▶ Your instructions:
Repeat each entry as written and leave the images out of the copy.
- - - - -
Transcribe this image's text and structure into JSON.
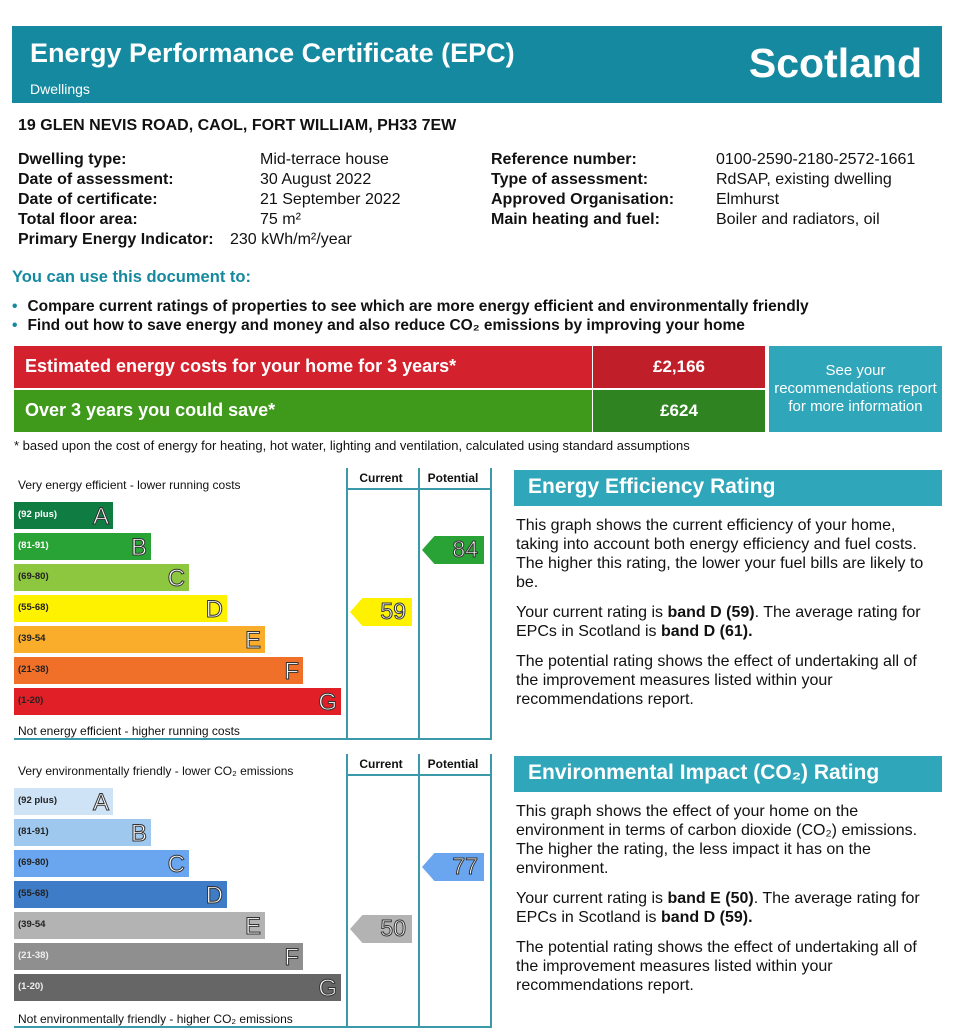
{
  "header": {
    "title": "Energy Performance Certificate (EPC)",
    "subtitle": "Dwellings",
    "region": "Scotland",
    "color": "#1489a0"
  },
  "address": "19 GLEN NEVIS ROAD, CAOL, FORT WILLIAM, PH33 7EW",
  "details_left": [
    {
      "label": "Dwelling type:",
      "value": "Mid-terrace house"
    },
    {
      "label": "Date of assessment:",
      "value": "30 August 2022"
    },
    {
      "label": "Date of certificate:",
      "value": "21 September 2022"
    },
    {
      "label": "Total floor area:",
      "value": "75 m²"
    },
    {
      "label": "Primary Energy Indicator:",
      "value": "230 kWh/m²/year"
    }
  ],
  "details_right": [
    {
      "label": "Reference number:",
      "value": "0100-2590-2180-2572-1661"
    },
    {
      "label": "Type of assessment:",
      "value": "RdSAP, existing dwelling"
    },
    {
      "label": "Approved Organisation:",
      "value": "Elmhurst"
    },
    {
      "label": "Main heating and fuel:",
      "value": "Boiler and radiators, oil"
    }
  ],
  "use_heading": "You can use this document to:",
  "bullets": [
    "Compare current ratings of properties to see which are more energy efficient and environmentally friendly",
    "Find out how to save energy and money and also reduce CO₂ emissions by improving your home"
  ],
  "costs": {
    "estimated_label": "Estimated energy costs for your home for 3 years*",
    "estimated_value": "£2,166",
    "save_label": "Over 3 years you could save*",
    "save_value": "£624",
    "recommendations_link": "See your recommendations report for more information",
    "footnote": "* based upon the cost of energy for heating, hot water, lighting and ventilation, calculated using standard assumptions"
  },
  "energy_chart": {
    "top_label": "Very energy efficient - lower running costs",
    "bottom_label": "Not energy efficient - higher running costs",
    "current_header": "Current",
    "potential_header": "Potential",
    "bands": [
      {
        "range": "(92 plus)",
        "letter": "A",
        "color": "#0f7d41",
        "text": "#fff"
      },
      {
        "range": "(81-91)",
        "letter": "B",
        "color": "#2aa336",
        "text": "#fff"
      },
      {
        "range": "(69-80)",
        "letter": "C",
        "color": "#8dc63f",
        "text": "#222"
      },
      {
        "range": "(55-68)",
        "letter": "D",
        "color": "#fef200",
        "text": "#222"
      },
      {
        "range": "(39-54",
        "letter": "E",
        "color": "#f9ad2b",
        "text": "#222"
      },
      {
        "range": "(21-38)",
        "letter": "F",
        "color": "#f0702a",
        "text": "#222"
      },
      {
        "range": "(1-20)",
        "letter": "G",
        "color": "#e11f26",
        "text": "#222"
      }
    ],
    "current": {
      "value": "59",
      "band": 3,
      "color": "#fef200"
    },
    "potential": {
      "value": "84",
      "band": 1,
      "color": "#2aa336"
    }
  },
  "co2_chart": {
    "top_label": "Very environmentally friendly - lower CO₂ emissions",
    "bottom_label": "Not environmentally friendly - higher CO₂ emissions",
    "current_header": "Current",
    "potential_header": "Potential",
    "bands": [
      {
        "range": "(92 plus)",
        "letter": "A",
        "color": "#cfe3f7",
        "text": "#222"
      },
      {
        "range": "(81-91)",
        "letter": "B",
        "color": "#9fc8ef",
        "text": "#222"
      },
      {
        "range": "(69-80)",
        "letter": "C",
        "color": "#6aa5f0",
        "text": "#222"
      },
      {
        "range": "(55-68)",
        "letter": "D",
        "color": "#3e7cc8",
        "text": "#222"
      },
      {
        "range": "(39-54",
        "letter": "E",
        "color": "#b3b3b3",
        "text": "#222"
      },
      {
        "range": "(21-38)",
        "letter": "F",
        "color": "#8f8f8f",
        "text": "#eee"
      },
      {
        "range": "(1-20)",
        "letter": "G",
        "color": "#666",
        "text": "#eee"
      }
    ],
    "current": {
      "value": "50",
      "band": 4,
      "color": "#b3b3b3"
    },
    "potential": {
      "value": "77",
      "band": 2,
      "color": "#6aa5f0"
    }
  },
  "energy_panel": {
    "heading": "Energy Efficiency Rating",
    "p1": "This graph shows the current efficiency of your home, taking into account both energy efficiency and fuel costs. The higher this rating, the lower your fuel bills are likely to be.",
    "p2_pre": "Your current rating is ",
    "p2_b1": "band D (59)",
    "p2_mid": ". The average rating for EPCs in Scotland is ",
    "p2_b2": "band D (61).",
    "p3": "The potential rating shows the effect of undertaking all of the improvement measures listed within your recommendations report."
  },
  "co2_panel": {
    "heading": "Environmental Impact (CO₂) Rating",
    "p1": "This graph shows the effect of your home on the environment in terms of carbon dioxide (CO₂) emissions. The higher the rating, the less impact it has on the environment.",
    "p2_pre": "Your current rating is ",
    "p2_b1": "band E (50)",
    "p2_mid": ". The average rating for EPCs in Scotland is ",
    "p2_b2": "band D (59).",
    "p3": "The potential rating shows the effect of undertaking all of the improvement measures listed within your recommendations report."
  }
}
- - - - -
▶ Response to the task:
Transcribe this image's text and structure into JSON.
{
  "header": {
    "title": "Energy Performance Certificate (EPC)",
    "subtitle": "Dwellings",
    "region": "Scotland",
    "color": "#1489a0"
  },
  "address": "19 GLEN NEVIS ROAD, CAOL, FORT WILLIAM, PH33 7EW",
  "details_left": [
    {
      "label": "Dwelling type:",
      "value": "Mid-terrace house"
    },
    {
      "label": "Date of assessment:",
      "value": "30 August 2022"
    },
    {
      "label": "Date of certificate:",
      "value": "21 September 2022"
    },
    {
      "label": "Total floor area:",
      "value": "75 m²"
    },
    {
      "label": "Primary Energy Indicator:",
      "value": "230 kWh/m²/year"
    }
  ],
  "details_right": [
    {
      "label": "Reference number:",
      "value": "0100-2590-2180-2572-1661"
    },
    {
      "label": "Type of assessment:",
      "value": "RdSAP, existing dwelling"
    },
    {
      "label": "Approved Organisation:",
      "value": "Elmhurst"
    },
    {
      "label": "Main heating and fuel:",
      "value": "Boiler and radiators, oil"
    }
  ],
  "use_heading": "You can use this document to:",
  "bullets": [
    "Compare current ratings of properties to see which are more energy efficient and environmentally friendly",
    "Find out how to save energy and money and also reduce CO₂ emissions by improving your home"
  ],
  "costs": {
    "estimated_label": "Estimated energy costs for your home for 3 years*",
    "estimated_value": "£2,166",
    "save_label": "Over 3 years you could save*",
    "save_value": "£624",
    "recommendations_link": "See your recommendations report for more information",
    "footnote": "* based upon the cost of energy for heating, hot water, lighting and ventilation, calculated using standard assumptions"
  },
  "energy_chart": {
    "top_label": "Very energy efficient - lower running costs",
    "bottom_label": "Not energy efficient - higher running costs",
    "current_header": "Current",
    "potential_header": "Potential",
    "bands": [
      {
        "range": "(92 plus)",
        "letter": "A",
        "color": "#0f7d41",
        "text": "#fff"
      },
      {
        "range": "(81-91)",
        "letter": "B",
        "color": "#2aa336",
        "text": "#fff"
      },
      {
        "range": "(69-80)",
        "letter": "C",
        "color": "#8dc63f",
        "text": "#222"
      },
      {
        "range": "(55-68)",
        "letter": "D",
        "color": "#fef200",
        "text": "#222"
      },
      {
        "range": "(39-54",
        "letter": "E",
        "color": "#f9ad2b",
        "text": "#222"
      },
      {
        "range": "(21-38)",
        "letter": "F",
        "color": "#f0702a",
        "text": "#222"
      },
      {
        "range": "(1-20)",
        "letter": "G",
        "color": "#e11f26",
        "text": "#222"
      }
    ],
    "current": {
      "value": "59",
      "band": 3,
      "color": "#fef200"
    },
    "potential": {
      "value": "84",
      "band": 1,
      "color": "#2aa336"
    }
  },
  "co2_chart": {
    "top_label": "Very environmentally friendly - lower CO₂ emissions",
    "bottom_label": "Not environmentally friendly - higher CO₂ emissions",
    "current_header": "Current",
    "potential_header": "Potential",
    "bands": [
      {
        "range": "(92 plus)",
        "letter": "A",
        "color": "#cfe3f7",
        "text": "#222"
      },
      {
        "range": "(81-91)",
        "letter": "B",
        "color": "#9fc8ef",
        "text": "#222"
      },
      {
        "range": "(69-80)",
        "letter": "C",
        "color": "#6aa5f0",
        "text": "#222"
      },
      {
        "range": "(55-68)",
        "letter": "D",
        "color": "#3e7cc8",
        "text": "#222"
      },
      {
        "range": "(39-54",
        "letter": "E",
        "color": "#b3b3b3",
        "text": "#222"
      },
      {
        "range": "(21-38)",
        "letter": "F",
        "color": "#8f8f8f",
        "text": "#eee"
      },
      {
        "range": "(1-20)",
        "letter": "G",
        "color": "#666",
        "text": "#eee"
      }
    ],
    "current": {
      "value": "50",
      "band": 4,
      "color": "#b3b3b3"
    },
    "potential": {
      "value": "77",
      "band": 2,
      "color": "#6aa5f0"
    }
  },
  "energy_panel": {
    "heading": "Energy Efficiency Rating",
    "p1": "This graph shows the current efficiency of your home, taking into account both energy efficiency and fuel costs. The higher this rating, the lower your fuel bills are likely to be.",
    "p2_pre": "Your current rating is ",
    "p2_b1": "band D (59)",
    "p2_mid": ". The average rating for EPCs in Scotland is ",
    "p2_b2": "band D (61).",
    "p3": "The potential rating shows the effect of undertaking all of the improvement measures listed within your recommendations report."
  },
  "co2_panel": {
    "heading": "Environmental Impact (CO₂) Rating",
    "p1": "This graph shows the effect of your home on the environment in terms of carbon dioxide (CO₂) emissions. The higher the rating, the less impact it has on the environment.",
    "p2_pre": "Your current rating is ",
    "p2_b1": "band E (50)",
    "p2_mid": ". The average rating for EPCs in Scotland is ",
    "p2_b2": "band D (59).",
    "p3": "The potential rating shows the effect of undertaking all of the improvement measures listed within your recommendations report."
  }
}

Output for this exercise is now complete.